══ MATERIAL PROVIDED ══

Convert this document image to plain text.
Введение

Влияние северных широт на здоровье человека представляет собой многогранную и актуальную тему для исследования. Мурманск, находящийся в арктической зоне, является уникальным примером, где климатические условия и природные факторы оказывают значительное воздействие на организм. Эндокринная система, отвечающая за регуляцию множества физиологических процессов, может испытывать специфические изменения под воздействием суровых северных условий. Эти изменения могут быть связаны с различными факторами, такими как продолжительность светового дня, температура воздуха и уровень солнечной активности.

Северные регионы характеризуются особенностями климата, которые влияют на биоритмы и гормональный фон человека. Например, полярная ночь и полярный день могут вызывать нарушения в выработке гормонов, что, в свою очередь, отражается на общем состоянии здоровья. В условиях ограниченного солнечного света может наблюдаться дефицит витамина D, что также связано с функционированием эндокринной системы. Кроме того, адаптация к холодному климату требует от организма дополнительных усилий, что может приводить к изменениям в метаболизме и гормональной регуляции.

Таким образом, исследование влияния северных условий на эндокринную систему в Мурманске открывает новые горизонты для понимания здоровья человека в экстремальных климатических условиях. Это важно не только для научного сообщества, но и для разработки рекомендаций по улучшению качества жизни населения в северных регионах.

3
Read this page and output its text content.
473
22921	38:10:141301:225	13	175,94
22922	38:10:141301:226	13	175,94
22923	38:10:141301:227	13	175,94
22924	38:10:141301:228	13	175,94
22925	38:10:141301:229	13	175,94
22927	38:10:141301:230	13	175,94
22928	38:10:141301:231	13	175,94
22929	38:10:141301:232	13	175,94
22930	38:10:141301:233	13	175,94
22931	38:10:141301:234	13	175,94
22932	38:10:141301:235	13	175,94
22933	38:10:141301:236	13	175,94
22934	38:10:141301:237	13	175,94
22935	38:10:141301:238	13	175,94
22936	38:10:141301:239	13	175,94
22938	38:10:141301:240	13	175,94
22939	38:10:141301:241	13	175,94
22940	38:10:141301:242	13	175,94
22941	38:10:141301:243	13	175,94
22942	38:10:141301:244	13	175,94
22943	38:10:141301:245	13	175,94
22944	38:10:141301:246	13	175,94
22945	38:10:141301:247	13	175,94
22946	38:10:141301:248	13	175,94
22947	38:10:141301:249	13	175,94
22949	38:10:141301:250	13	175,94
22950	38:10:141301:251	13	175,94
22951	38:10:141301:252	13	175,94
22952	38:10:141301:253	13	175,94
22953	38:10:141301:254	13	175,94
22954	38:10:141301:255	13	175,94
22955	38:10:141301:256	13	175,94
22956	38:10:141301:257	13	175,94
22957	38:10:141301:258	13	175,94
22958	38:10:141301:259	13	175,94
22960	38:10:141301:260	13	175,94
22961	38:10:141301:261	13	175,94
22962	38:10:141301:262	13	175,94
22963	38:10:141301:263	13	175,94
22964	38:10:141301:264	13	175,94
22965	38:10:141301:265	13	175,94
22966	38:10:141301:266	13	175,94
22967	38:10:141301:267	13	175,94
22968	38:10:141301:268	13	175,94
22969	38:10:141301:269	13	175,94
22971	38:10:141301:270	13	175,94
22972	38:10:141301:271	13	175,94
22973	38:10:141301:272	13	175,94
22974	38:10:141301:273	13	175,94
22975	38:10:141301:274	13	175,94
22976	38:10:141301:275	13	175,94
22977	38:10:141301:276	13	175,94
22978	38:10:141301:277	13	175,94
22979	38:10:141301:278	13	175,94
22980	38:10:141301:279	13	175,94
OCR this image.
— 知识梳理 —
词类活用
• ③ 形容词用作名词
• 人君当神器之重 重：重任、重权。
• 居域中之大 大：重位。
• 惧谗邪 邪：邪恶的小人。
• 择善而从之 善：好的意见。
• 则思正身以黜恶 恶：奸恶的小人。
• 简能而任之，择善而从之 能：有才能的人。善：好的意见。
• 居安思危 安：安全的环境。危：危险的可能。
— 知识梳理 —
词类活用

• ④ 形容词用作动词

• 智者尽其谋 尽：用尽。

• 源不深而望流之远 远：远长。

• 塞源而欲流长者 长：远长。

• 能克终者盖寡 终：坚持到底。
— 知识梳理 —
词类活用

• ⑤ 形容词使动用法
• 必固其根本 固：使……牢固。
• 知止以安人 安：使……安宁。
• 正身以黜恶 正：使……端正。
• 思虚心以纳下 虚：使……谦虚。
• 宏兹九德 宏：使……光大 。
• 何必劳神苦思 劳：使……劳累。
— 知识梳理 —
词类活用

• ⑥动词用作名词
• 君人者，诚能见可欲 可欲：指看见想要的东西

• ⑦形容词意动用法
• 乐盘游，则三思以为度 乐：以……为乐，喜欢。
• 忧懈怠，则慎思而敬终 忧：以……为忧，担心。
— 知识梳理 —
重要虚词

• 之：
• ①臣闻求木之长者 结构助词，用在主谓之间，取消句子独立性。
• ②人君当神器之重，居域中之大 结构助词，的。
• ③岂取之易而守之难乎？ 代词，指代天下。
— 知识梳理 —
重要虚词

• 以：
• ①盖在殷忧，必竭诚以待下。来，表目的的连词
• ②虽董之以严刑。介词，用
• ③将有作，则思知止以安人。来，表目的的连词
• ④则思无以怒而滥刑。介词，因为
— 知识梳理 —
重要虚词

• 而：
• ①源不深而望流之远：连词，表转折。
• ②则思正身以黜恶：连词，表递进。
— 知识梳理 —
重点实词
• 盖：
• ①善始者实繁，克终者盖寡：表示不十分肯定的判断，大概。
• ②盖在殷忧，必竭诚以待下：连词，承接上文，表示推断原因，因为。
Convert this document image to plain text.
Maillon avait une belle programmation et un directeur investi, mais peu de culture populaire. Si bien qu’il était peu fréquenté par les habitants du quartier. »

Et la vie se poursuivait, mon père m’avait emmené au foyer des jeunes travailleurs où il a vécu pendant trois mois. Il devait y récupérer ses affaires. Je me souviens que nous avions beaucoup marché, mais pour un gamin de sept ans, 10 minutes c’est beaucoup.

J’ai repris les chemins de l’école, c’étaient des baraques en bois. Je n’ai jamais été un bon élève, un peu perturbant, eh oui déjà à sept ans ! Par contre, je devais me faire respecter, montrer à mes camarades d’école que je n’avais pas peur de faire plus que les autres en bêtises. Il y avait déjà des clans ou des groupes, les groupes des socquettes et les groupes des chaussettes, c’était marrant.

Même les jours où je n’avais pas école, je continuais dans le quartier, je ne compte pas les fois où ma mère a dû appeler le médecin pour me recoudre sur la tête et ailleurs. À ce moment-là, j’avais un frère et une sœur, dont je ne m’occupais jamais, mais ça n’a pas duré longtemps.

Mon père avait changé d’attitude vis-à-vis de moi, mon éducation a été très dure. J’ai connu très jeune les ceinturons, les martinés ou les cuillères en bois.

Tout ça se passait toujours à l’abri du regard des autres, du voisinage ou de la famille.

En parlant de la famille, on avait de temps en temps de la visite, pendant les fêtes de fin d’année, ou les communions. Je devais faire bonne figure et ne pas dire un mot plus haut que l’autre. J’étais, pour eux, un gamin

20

═══

- **AIM OF THE TASK**: Repeat the data verbatim.

- **FINAL RESULT**:
Convert this document image to plain text.
Введение

Влияние северных широт на здоровье человека представляет собой многогранную и актуальную тему для исследования. Мурманск, находящийся в арктической зоне, является уникальным примером, где климатические условия и природные факторы оказывают значительное воздействие на организм. Эндокринная система, отвечающая за регуляцию множества физиологических процессов, может испытывать специфические изменения под воздействием суровых северных условий. Эти изменения могут быть связаны с различными факторами, такими как продолжительность светового дня, температура воздуха и уровень солнечной активности.

Северные регионы характеризуются особенностями климата, которые влияют на биоритмы и гормональный фон человека. Например, полярная ночь и полярный день могут вызывать нарушения в выработке гормонов, что, в свою очередь, отражается на общем состоянии здоровья. В условиях ограниченного солнечного света может наблюдаться дефицит витамина D, что также связано с функционированием эндокринной системы. Кроме того, адаптация к холодному климату требует от организма дополнительных усилий, что может приводить к изменениям в метаболизме и гормональной регуляции.

Таким образом, исследование влияния северных условий на эндокринную систему в Мурманске открывает новые горизонты для понимания здоровья человека в экстремальных климатических условиях. Это важно не только для научного сообщества, но и для разработки рекомендаций по улучшению качества жизни населения в северных регионах.

3
Read this page and output its text content.
473
22921	38:10:141301:225	13	175,94
22922	38:10:141301:226	13	175,94
22923	38:10:141301:227	13	175,94
22924	38:10:141301:228	13	175,94
22925	38:10:141301:229	13	175,94
22927	38:10:141301:230	13	175,94
22928	38:10:141301:231	13	175,94
22929	38:10:141301:232	13	175,94
22930	38:10:141301:233	13	175,94
22931	38:10:141301:234	13	175,94
22932	38:10:141301:235	13	175,94
22933	38:10:141301:236	13	175,94
22934	38:10:141301:237	13	175,94
22935	38:10:141301:238	13	175,94
22936	38:10:141301:239	13	175,94
22938	38:10:141301:240	13	175,94
22939	38:10:141301:241	13	175,94
22940	38:10:141301:242	13	175,94
22941	38:10:141301:243	13	175,94
22942	38:10:141301:244	13	175,94
22943	38:10:141301:245	13	175,94
22944	38:10:141301:246	13	175,94
22945	38:10:141301:247	13	175,94
22946	38:10:141301:248	13	175,94
22947	38:10:141301:249	13	175,94
22949	38:10:141301:250	13	175,94
22950	38:10:141301:251	13	175,94
22951	38:10:141301:252	13	175,94
22952	38:10:141301:253	13	175,94
22953	38:10:141301:254	13	175,94
22954	38:10:141301:255	13	175,94
22955	38:10:141301:256	13	175,94
22956	38:10:141301:257	13	175,94
22957	38:10:141301:258	13	175,94
22958	38:10:141301:259	13	175,94
22960	38:10:141301:260	13	175,94
22961	38:10:141301:261	13	175,94
22962	38:10:141301:262	13	175,94
22963	38:10:141301:263	13	175,94
22964	38:10:141301:264	13	175,94
22965	38:10:141301:265	13	175,94
22966	38:10:141301:266	13	175,94
22967	38:10:141301:267	13	175,94
22968	38:10:141301:268	13	175,94
22969	38:10:141301:269	13	175,94
22971	38:10:141301:270	13	175,94
22972	38:10:141301:271	13	175,94
22973	38:10:141301:272	13	175,94
22974	38:10:141301:273	13	175,94
22975	38:10:141301:274	13	175,94
22976	38:10:141301:275	13	175,94
22977	38:10:141301:276	13	175,94
22978	38:10:141301:277	13	175,94
22979	38:10:141301:278	13	175,94
22980	38:10:141301:279	13	175,94
OCR this image.
— 知识梳理 —
词类活用
• ③ 形容词用作名词
• 人君当神器之重 重：重任、重权。
• 居域中之大 大：重位。
• 惧谗邪 邪：邪恶的小人。
• 择善而从之 善：好的意见。
• 则思正身以黜恶 恶：奸恶的小人。
• 简能而任之，择善而从之 能：有才能的人。善：好的意见。
• 居安思危 安：安全的环境。危：危险的可能。
— 知识梳理 —
词类活用

• ④ 形容词用作动词

• 智者尽其谋 尽：用尽。

• 源不深而望流之远 远：远长。

• 塞源而欲流长者 长：远长。

• 能克终者盖寡 终：坚持到底。
— 知识梳理 —
词类活用

• ⑤ 形容词使动用法
• 必固其根本 固：使……牢固。
• 知止以安人 安：使……安宁。
• 正身以黜恶 正：使……端正。
• 思虚心以纳下 虚：使……谦虚。
• 宏兹九德 宏：使……光大 。
• 何必劳神苦思 劳：使……劳累。
— 知识梳理 —
词类活用

• ⑥动词用作名词
• 君人者，诚能见可欲 可欲：指看见想要的东西

• ⑦形容词意动用法
• 乐盘游，则三思以为度 乐：以……为乐，喜欢。
• 忧懈怠，则慎思而敬终 忧：以……为忧，担心。
— 知识梳理 —
重要虚词

• 之：
• ①臣闻求木之长者 结构助词，用在主谓之间，取消句子独立性。
• ②人君当神器之重，居域中之大 结构助词，的。
• ③岂取之易而守之难乎？ 代词，指代天下。
— 知识梳理 —
重要虚词

• 以：
• ①盖在殷忧，必竭诚以待下。来，表目的的连词
• ②虽董之以严刑。介词，用
• ③将有作，则思知止以安人。来，表目的的连词
• ④则思无以怒而滥刑。介词，因为
— 知识梳理 —
重要虚词

• 而：
• ①源不深而望流之远：连词，表转折。
• ②则思正身以黜恶：连词，表递进。
— 知识梳理 —
重点实词
• 盖：
• ①善始者实繁，克终者盖寡：表示不十分肯定的判断，大概。
• ②盖在殷忧，必竭诚以待下：连词，承接上文，表示推断原因，因为。
Convert this document image to plain text.
Maillon avait une belle programmation et un directeur investi, mais peu de culture populaire. Si bien qu’il était peu fréquenté par les habitants du quartier. »

Et la vie se poursuivait, mon père m’avait emmené au foyer des jeunes travailleurs où il a vécu pendant trois mois. Il devait y récupérer ses affaires. Je me souviens que nous avions beaucoup marché, mais pour un gamin de sept ans, 10 minutes c’est beaucoup.

J’ai repris les chemins de l’école, c’étaient des baraques en bois. Je n’ai jamais été un bon élève, un peu perturbant, eh oui déjà à sept ans ! Par contre, je devais me faire respecter, montrer à mes camarades d’école que je n’avais pas peur de faire plus que les autres en bêtises. Il y avait déjà des clans ou des groupes, les groupes des socquettes et les groupes des chaussettes, c’était marrant.

Même les jours où je n’avais pas école, je continuais dans le quartier, je ne compte pas les fois où ma mère a dû appeler le médecin pour me recoudre sur la tête et ailleurs. À ce moment-là, j’avais un frère et une sœur, dont je ne m’occupais jamais, mais ça n’a pas duré longtemps.

Mon père avait changé d’attitude vis-à-vis de moi, mon éducation a été très dure. J’ai connu très jeune les ceinturons, les martinés ou les cuillères en bois.

Tout ça se passait toujours à l’abri du regard des autres, du voisinage ou de la famille.

En parlant de la famille, on avait de temps en temps de la visite, pendant les fêtes de fin d’année, ou les communions. Je devais faire bonne figure et ne pas dire un mot plus haut que l’autre. J’étais, pour eux, un gamin

20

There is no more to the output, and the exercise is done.